Direction:
Copy the data word for word, keeping every line.
------ Data provided ------
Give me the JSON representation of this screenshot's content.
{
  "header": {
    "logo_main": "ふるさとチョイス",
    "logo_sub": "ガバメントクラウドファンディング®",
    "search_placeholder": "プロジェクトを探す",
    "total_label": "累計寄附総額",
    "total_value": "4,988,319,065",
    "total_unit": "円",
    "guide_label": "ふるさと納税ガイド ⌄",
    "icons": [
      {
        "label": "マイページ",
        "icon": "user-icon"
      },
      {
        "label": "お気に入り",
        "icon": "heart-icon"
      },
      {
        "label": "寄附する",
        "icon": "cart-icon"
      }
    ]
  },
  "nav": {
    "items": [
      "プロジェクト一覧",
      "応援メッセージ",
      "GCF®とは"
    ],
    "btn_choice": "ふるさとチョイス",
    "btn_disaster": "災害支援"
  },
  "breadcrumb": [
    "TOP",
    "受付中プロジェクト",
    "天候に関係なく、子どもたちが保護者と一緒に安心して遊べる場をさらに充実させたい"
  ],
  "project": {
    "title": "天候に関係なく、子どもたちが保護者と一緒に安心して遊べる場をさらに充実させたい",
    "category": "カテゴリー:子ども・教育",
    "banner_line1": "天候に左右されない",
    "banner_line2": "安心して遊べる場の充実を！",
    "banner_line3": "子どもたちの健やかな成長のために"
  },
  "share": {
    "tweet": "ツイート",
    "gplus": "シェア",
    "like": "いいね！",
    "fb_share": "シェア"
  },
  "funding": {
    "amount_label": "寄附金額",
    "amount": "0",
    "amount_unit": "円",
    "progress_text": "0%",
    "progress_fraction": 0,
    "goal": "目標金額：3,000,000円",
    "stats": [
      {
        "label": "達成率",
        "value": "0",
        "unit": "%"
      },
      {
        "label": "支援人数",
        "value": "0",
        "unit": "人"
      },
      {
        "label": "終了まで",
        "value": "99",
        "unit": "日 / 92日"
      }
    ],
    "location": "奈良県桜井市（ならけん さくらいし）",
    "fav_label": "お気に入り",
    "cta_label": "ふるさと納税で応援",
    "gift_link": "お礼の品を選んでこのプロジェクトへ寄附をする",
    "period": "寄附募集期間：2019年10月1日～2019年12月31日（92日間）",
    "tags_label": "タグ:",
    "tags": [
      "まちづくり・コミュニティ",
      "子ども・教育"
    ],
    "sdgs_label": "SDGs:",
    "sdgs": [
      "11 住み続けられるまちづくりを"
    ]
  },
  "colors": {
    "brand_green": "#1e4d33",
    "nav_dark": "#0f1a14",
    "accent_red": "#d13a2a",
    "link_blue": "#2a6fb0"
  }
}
------
The output:
Give me the JSON representation of this screenshot's content.
{
  "header": {
    "logo_main": "ふるさとチョイス",
    "logo_sub": "ガバメントクラウドファンディング®",
    "search_placeholder": "プロジェクトを探す",
    "total_label": "累計寄附総額",
    "total_value": "4,988,319,065",
    "total_unit": "円",
    "guide_label": "ふるさと納税ガイド ⌄",
    "icons": [
      {
        "label": "マイページ",
        "icon": "user-icon"
      },
      {
        "label": "お気に入り",
        "icon": "heart-icon"
      },
      {
        "label": "寄附する",
        "icon": "cart-icon"
      }
    ]
  },
  "nav": {
    "items": [
      "プロジェクト一覧",
      "応援メッセージ",
      "GCF®とは"
    ],
    "btn_choice": "ふるさとチョイス",
    "btn_disaster": "災害支援"
  },
  "breadcrumb": [
    "TOP",
    "受付中プロジェクト",
    "天候に関係なく、子どもたちが保護者と一緒に安心して遊べる場をさらに充実させたい"
  ],
  "project": {
    "title": "天候に関係なく、子どもたちが保護者と一緒に安心して遊べる場をさらに充実させたい",
    "category": "カテゴリー:子ども・教育",
    "banner_line1": "天候に左右されない",
    "banner_line2": "安心して遊べる場の充実を！",
    "banner_line3": "子どもたちの健やかな成長のために"
  },
  "share": {
    "tweet": "ツイート",
    "gplus": "シェア",
    "like": "いいね！",
    "fb_share": "シェア"
  },
  "funding": {
    "amount_label": "寄附金額",
    "amount": "0",
    "amount_unit": "円",
    "progress_text": "0%",
    "progress_fraction": 0,
    "goal": "目標金額：3,000,000円",
    "stats": [
      {
        "label": "達成率",
        "value": "0",
        "unit": "%"
      },
      {
        "label": "支援人数",
        "value": "0",
        "unit": "人"
      },
      {
        "label": "終了まで",
        "value": "99",
        "unit": "日 / 92日"
      }
    ],
    "location": "奈良県桜井市（ならけん さくらいし）",
    "fav_label": "お気に入り",
    "cta_label": "ふるさと納税で応援",
    "gift_link": "お礼の品を選んでこのプロジェクトへ寄附をする",
    "period": "寄附募集期間：2019年10月1日～2019年12月31日（92日間）",
    "tags_label": "タグ:",
    "tags": [
      "まちづくり・コミュニティ",
      "子ども・教育"
    ],
    "sdgs_label": "SDGs:",
    "sdgs": [
      "11 住み続けられるまちづくりを"
    ]
  },
  "colors": {
    "brand_green": "#1e4d33",
    "nav_dark": "#0f1a14",
    "accent_red": "#d13a2a",
    "link_blue": "#2a6fb0"
  }
}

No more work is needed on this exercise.